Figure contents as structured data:
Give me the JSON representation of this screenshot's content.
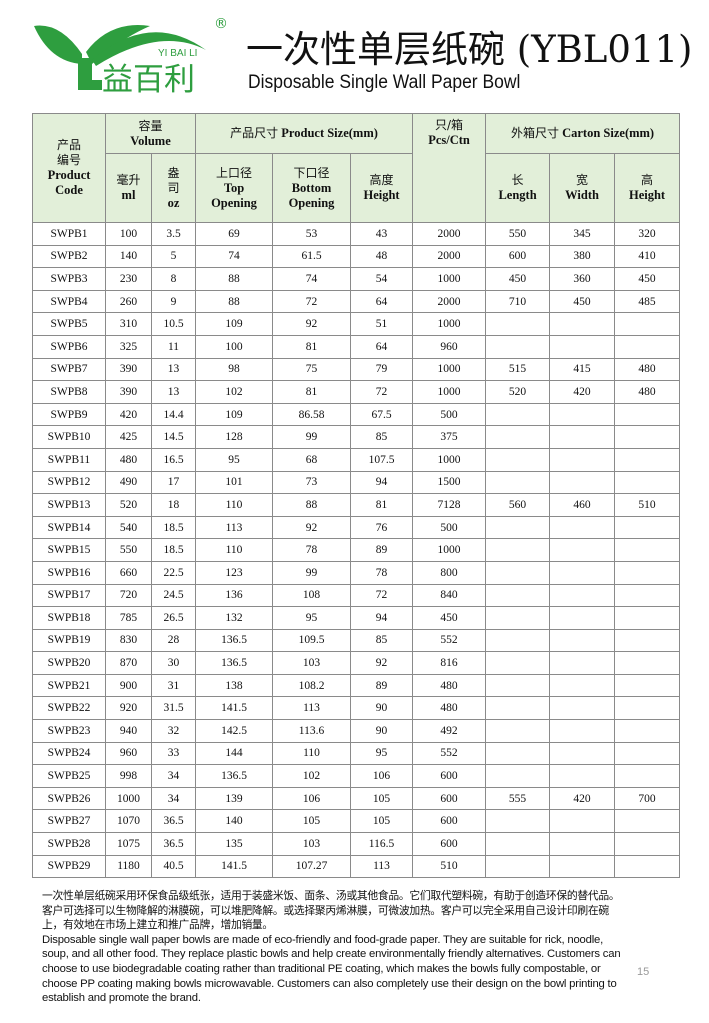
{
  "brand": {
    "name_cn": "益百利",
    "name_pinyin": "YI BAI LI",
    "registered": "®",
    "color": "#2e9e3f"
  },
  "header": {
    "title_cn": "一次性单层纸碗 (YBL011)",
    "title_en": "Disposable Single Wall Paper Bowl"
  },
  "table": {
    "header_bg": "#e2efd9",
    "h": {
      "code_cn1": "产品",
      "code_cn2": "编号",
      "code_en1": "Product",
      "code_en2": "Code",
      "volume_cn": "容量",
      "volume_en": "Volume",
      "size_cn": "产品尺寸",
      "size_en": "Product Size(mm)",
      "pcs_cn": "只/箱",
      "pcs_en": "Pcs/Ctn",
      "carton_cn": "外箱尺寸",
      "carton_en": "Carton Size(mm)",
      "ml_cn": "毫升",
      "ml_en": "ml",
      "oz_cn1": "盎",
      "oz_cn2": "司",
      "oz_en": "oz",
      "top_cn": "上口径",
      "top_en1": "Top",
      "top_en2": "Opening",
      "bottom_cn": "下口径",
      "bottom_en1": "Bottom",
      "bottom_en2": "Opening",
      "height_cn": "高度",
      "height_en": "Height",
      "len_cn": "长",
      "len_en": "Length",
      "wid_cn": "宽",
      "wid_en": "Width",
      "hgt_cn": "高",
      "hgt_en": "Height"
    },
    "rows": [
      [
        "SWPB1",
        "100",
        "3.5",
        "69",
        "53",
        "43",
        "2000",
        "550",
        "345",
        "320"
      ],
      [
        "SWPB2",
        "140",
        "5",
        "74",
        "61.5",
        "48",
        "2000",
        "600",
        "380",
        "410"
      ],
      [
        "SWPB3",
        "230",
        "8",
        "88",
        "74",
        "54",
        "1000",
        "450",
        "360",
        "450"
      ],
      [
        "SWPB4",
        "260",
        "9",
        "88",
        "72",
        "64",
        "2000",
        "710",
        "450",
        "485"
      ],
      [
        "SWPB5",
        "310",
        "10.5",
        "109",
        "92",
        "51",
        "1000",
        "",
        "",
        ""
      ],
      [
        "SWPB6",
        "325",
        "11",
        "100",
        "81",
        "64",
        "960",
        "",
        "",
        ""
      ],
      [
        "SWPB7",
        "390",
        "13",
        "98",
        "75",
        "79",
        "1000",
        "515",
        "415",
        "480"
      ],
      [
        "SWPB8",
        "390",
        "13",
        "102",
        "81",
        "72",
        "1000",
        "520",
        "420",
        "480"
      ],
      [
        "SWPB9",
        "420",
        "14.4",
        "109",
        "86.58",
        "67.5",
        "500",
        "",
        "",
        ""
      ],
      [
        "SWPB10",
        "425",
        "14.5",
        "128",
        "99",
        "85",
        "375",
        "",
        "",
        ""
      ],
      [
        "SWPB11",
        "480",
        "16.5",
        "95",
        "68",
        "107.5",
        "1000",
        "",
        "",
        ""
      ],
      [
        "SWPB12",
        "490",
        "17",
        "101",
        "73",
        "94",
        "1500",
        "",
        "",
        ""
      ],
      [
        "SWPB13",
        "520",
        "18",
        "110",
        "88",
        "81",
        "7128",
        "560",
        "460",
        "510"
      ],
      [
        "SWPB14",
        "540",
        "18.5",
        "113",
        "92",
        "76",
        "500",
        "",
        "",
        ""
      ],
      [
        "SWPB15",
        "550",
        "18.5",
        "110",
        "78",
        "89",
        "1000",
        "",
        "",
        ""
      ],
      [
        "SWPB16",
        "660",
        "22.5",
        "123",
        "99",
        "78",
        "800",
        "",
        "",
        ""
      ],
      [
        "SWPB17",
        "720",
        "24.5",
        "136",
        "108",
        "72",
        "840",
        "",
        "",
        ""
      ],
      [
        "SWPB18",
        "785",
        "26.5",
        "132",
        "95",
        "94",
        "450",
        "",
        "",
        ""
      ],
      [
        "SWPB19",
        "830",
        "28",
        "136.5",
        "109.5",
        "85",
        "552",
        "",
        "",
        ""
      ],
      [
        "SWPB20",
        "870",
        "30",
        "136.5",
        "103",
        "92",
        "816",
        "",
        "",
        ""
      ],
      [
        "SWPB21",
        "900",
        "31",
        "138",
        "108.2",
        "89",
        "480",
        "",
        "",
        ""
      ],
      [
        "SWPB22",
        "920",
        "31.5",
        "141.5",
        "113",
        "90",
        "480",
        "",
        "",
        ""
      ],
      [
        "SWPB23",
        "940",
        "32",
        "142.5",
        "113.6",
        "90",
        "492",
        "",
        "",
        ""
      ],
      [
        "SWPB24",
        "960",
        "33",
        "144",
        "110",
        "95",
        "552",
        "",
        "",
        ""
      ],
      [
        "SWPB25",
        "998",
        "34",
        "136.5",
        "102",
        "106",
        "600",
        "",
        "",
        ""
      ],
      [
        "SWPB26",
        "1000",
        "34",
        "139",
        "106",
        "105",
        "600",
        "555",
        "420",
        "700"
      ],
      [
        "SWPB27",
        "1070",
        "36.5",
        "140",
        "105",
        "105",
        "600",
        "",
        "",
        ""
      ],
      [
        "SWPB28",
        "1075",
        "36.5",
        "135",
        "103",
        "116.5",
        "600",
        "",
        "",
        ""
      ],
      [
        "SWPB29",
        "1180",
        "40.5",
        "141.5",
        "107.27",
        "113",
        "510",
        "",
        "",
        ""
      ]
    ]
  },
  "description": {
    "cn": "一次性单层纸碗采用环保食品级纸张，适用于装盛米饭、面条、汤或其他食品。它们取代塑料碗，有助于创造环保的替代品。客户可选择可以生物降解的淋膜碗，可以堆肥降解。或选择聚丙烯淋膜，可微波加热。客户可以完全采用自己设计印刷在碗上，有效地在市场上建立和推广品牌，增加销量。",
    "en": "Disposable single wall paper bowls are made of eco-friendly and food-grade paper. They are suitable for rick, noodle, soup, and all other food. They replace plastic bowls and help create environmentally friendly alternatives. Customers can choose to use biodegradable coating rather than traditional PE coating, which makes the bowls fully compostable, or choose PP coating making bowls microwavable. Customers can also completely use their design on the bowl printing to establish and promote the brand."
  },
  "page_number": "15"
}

...

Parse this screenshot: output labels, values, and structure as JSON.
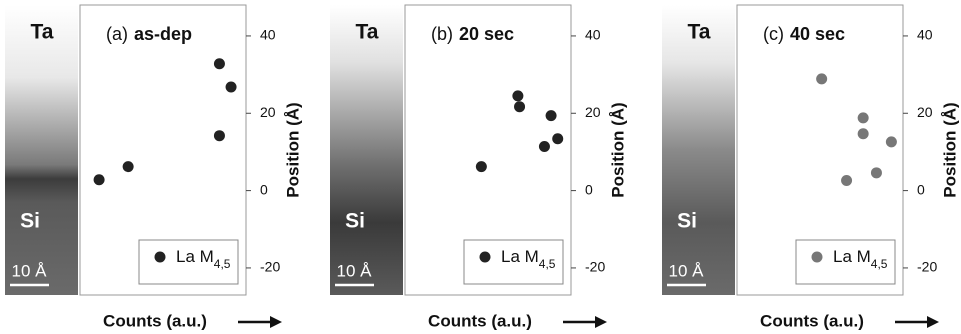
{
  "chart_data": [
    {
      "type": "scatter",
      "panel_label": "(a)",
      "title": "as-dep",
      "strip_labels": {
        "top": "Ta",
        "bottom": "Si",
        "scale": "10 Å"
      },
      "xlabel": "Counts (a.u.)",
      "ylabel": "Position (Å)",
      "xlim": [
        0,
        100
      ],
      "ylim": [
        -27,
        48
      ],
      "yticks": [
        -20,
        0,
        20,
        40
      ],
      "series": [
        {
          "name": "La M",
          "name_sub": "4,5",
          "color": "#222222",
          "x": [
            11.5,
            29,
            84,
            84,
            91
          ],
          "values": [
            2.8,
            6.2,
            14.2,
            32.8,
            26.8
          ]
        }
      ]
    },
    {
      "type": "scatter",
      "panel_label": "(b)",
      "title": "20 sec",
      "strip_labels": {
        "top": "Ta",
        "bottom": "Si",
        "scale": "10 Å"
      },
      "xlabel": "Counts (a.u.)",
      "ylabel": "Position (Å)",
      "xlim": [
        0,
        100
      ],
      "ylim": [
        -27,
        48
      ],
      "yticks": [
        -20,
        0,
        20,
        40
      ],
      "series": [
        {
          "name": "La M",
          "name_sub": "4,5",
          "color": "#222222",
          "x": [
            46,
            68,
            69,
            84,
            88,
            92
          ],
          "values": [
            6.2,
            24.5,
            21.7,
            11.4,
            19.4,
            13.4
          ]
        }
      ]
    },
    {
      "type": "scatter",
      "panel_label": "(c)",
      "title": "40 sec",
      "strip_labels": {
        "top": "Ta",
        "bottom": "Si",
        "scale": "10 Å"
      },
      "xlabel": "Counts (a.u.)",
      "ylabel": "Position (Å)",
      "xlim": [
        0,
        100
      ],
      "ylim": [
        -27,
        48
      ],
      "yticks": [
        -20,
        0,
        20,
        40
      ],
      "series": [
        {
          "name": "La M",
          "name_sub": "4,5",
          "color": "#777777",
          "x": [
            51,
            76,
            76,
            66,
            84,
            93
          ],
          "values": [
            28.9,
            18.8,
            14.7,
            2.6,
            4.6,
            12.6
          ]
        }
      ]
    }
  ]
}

--

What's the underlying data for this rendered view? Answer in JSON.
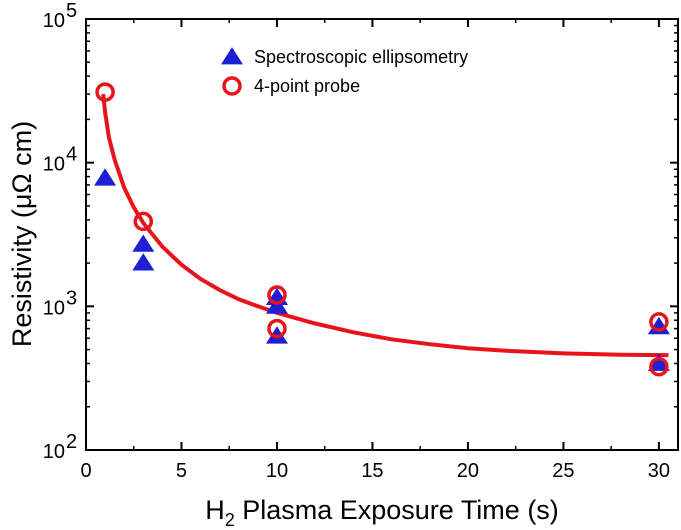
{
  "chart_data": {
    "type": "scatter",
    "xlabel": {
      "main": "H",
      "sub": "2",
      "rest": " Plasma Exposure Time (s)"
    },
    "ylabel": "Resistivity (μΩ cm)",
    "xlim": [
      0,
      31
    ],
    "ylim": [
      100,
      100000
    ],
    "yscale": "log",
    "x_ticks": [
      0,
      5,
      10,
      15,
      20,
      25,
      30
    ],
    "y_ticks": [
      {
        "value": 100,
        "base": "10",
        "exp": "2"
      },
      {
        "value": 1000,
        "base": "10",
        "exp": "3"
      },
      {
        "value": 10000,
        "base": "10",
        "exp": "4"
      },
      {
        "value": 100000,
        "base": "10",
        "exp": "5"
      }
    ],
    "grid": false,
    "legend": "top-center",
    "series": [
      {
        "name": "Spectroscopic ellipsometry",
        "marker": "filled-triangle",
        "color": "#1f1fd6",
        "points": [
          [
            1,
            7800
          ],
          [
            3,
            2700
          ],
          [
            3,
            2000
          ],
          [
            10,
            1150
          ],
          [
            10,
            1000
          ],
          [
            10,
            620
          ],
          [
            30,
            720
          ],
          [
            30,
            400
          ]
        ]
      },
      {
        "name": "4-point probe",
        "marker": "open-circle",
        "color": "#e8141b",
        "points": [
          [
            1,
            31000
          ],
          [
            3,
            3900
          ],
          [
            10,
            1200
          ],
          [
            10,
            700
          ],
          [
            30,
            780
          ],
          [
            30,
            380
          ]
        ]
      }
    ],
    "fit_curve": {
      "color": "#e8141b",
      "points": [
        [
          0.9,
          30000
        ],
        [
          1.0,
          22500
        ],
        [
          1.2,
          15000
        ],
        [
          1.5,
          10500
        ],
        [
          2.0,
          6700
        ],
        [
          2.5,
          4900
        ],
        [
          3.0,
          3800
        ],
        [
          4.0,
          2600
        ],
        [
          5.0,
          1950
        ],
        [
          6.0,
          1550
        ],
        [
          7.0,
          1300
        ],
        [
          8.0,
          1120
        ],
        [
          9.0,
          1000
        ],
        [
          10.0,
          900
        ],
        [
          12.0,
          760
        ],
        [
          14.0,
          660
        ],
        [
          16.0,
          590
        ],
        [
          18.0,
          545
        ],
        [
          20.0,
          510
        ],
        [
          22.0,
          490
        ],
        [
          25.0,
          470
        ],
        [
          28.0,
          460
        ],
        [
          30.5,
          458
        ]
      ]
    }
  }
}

REQUEST: In the records above, how many lines contain the string "Product"? State that number only.

RESULT: 2